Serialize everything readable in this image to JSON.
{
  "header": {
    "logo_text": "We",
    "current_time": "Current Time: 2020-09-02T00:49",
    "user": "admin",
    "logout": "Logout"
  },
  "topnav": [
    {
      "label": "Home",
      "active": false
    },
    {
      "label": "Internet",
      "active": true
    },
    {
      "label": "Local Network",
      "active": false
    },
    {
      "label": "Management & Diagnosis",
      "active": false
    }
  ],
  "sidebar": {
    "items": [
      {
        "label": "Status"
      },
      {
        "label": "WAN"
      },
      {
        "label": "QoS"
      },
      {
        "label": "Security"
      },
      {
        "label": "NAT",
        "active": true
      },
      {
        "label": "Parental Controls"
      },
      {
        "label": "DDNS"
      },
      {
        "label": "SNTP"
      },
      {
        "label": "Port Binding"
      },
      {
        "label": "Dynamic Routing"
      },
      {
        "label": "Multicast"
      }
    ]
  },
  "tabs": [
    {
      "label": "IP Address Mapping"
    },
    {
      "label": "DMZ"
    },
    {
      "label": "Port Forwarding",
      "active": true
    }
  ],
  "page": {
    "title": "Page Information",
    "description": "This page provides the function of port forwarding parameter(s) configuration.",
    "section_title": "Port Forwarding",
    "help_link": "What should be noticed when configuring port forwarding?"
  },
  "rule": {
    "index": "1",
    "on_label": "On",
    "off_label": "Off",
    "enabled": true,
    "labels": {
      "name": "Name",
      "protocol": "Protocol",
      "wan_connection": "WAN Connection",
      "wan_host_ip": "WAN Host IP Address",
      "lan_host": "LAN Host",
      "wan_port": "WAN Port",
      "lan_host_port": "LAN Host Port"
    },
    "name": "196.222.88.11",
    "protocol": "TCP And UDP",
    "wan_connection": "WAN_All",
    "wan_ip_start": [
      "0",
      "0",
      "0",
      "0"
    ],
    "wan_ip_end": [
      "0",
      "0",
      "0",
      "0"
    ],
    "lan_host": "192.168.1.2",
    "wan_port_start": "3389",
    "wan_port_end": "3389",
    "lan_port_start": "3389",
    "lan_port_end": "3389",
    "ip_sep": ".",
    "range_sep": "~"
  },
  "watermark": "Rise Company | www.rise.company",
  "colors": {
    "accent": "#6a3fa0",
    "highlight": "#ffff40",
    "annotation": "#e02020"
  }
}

───

Find all lines where the word "protocol" appears. Copy them.

* Completed task
      "protocol": "Protocol",
    "protocol": "TCP And UDP",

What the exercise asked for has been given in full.